▸ **Given task**: Report, word for word, every line of the material that contains "content".

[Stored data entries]
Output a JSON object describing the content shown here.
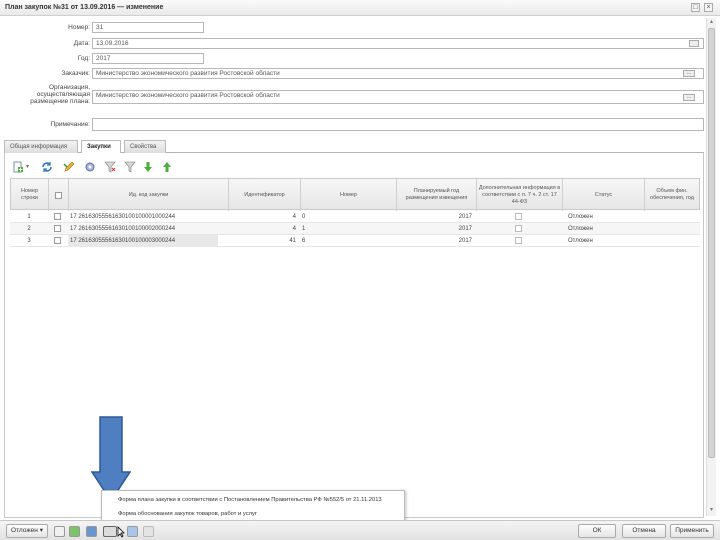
{
  "window": {
    "title": "План закупок №31 от 13.09.2016 — изменение",
    "restore_glyph": "□",
    "close_glyph": "×"
  },
  "form": {
    "fields": [
      {
        "label": "Номер:",
        "value": "31"
      },
      {
        "label": "Дата:",
        "value": "13.09.2016"
      },
      {
        "label": "Год:",
        "value": "2017"
      },
      {
        "label": "Заказчик:",
        "value": "Министерство экономического развития Ростовской области"
      },
      {
        "label": "Организация, осуществляющая размещение плана:",
        "value": "Министерство экономического развития Ростовской области"
      },
      {
        "label": "Примечание:",
        "value": ""
      }
    ],
    "lookup_glyph": "..."
  },
  "tabs": [
    {
      "label": "Общая информация",
      "active": false
    },
    {
      "label": "Закупки",
      "active": true
    },
    {
      "label": "Свойства",
      "active": false
    }
  ],
  "toolbar": {
    "icons": [
      "add-icon",
      "refresh-icon",
      "edit-icon",
      "settings-icon",
      "filter-icon",
      "filter-clear-icon",
      "move-down-icon",
      "move-up-icon"
    ]
  },
  "grid": {
    "columns": [
      "Номер строки",
      "",
      "Ид. код закупки",
      "Идентификатор",
      "Номер",
      "Планируемый год размещения извещения",
      "Дополнительная информация в соответствии с п. 7 ч. 2 ст. 17 44-ФЗ",
      "Статус",
      "Объем фин. обеспечения, год"
    ],
    "rows": [
      {
        "num": "1",
        "code": "17 26163055561630100100001000244",
        "id": "4",
        "number": "0",
        "year": "2017",
        "status": "Отложен"
      },
      {
        "num": "2",
        "code": "17 26163055561630100100002000244",
        "id": "4",
        "number": "1",
        "year": "2017",
        "status": "Отложен"
      },
      {
        "num": "3",
        "code": "17 26163055561630100100003000244",
        "id": "41",
        "number": "6",
        "year": "2017",
        "status": "Отложен"
      }
    ]
  },
  "popup": {
    "items": [
      "Форма плана закупки в соответствии с Постановлением Правительства РФ №552/5 от 21.11.2013",
      "Форма обоснования закупок товаров, работ и услуг"
    ]
  },
  "bottom": {
    "deferred_label": "Отложен",
    "ok_label": "ОК",
    "cancel_label": "Отмена",
    "apply_label": "Применить"
  },
  "colors": {
    "arrow_fill": "#4f7fc0",
    "arrow_stroke": "#2e5896"
  }
}
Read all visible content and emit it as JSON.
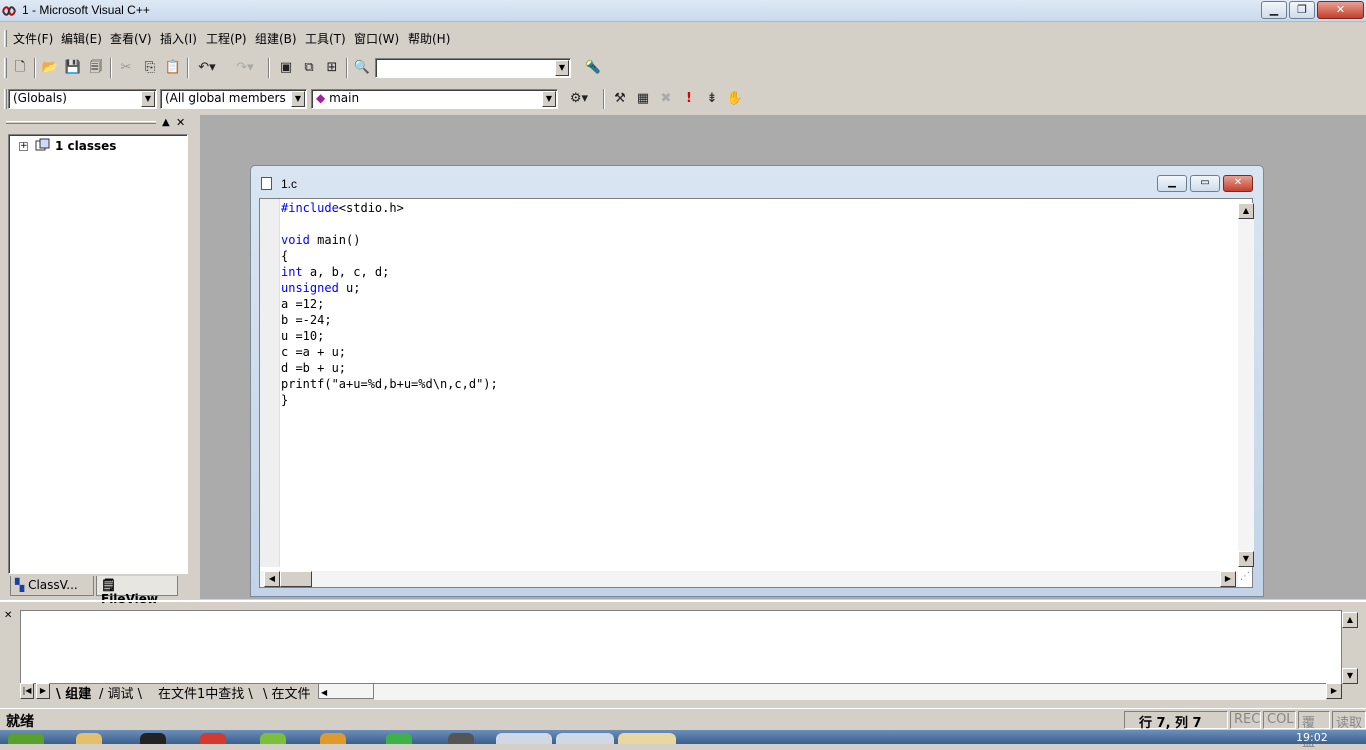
{
  "window": {
    "title": "1 - Microsoft Visual C++",
    "min": "0",
    "max": "1",
    "close": "r"
  },
  "menu": [
    "文件(F)",
    "编辑(E)",
    "查看(V)",
    "插入(I)",
    "工程(P)",
    "组建(B)",
    "工具(T)",
    "窗口(W)",
    "帮助(H)"
  ],
  "wizardbar": {
    "scope": "(Globals)",
    "members": "(All global members",
    "function": "main"
  },
  "workspace": {
    "tree_root": "1 classes",
    "tabs": [
      "ClassV...",
      "FileView"
    ]
  },
  "editor": {
    "filename": "1.c",
    "code": [
      {
        "kw": "#include",
        "rest": "<stdio.h>"
      },
      {
        "kw": "",
        "rest": ""
      },
      {
        "kw": "void",
        "rest": " main()"
      },
      {
        "kw": "",
        "rest": "{"
      },
      {
        "kw": "int",
        "rest": " a, b, c, d;"
      },
      {
        "kw": "unsigned",
        "rest": " u;"
      },
      {
        "kw": "",
        "rest": "a =12;"
      },
      {
        "kw": "",
        "rest": "b =-24;"
      },
      {
        "kw": "",
        "rest": "u =10;"
      },
      {
        "kw": "",
        "rest": "c =a + u;"
      },
      {
        "kw": "",
        "rest": "d =b + u;"
      },
      {
        "kw": "",
        "rest": "printf(\"a+u=%d,b+u=%d\\n,c,d\");"
      },
      {
        "kw": "",
        "rest": "}"
      }
    ]
  },
  "output": {
    "tabs": [
      "组建",
      "调试",
      "在文件1中查找",
      "在文件"
    ]
  },
  "status": {
    "text": "就绪",
    "position": "行 7, 列 7",
    "rec": "REC",
    "col": "COL",
    "ovr": "覆盖",
    "read": "读取"
  },
  "taskbar": {
    "clock": "19:02"
  }
}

▸ **Task result**:
Output a JSON object describing the content shown here.
Read all visible content and emit it as JSON.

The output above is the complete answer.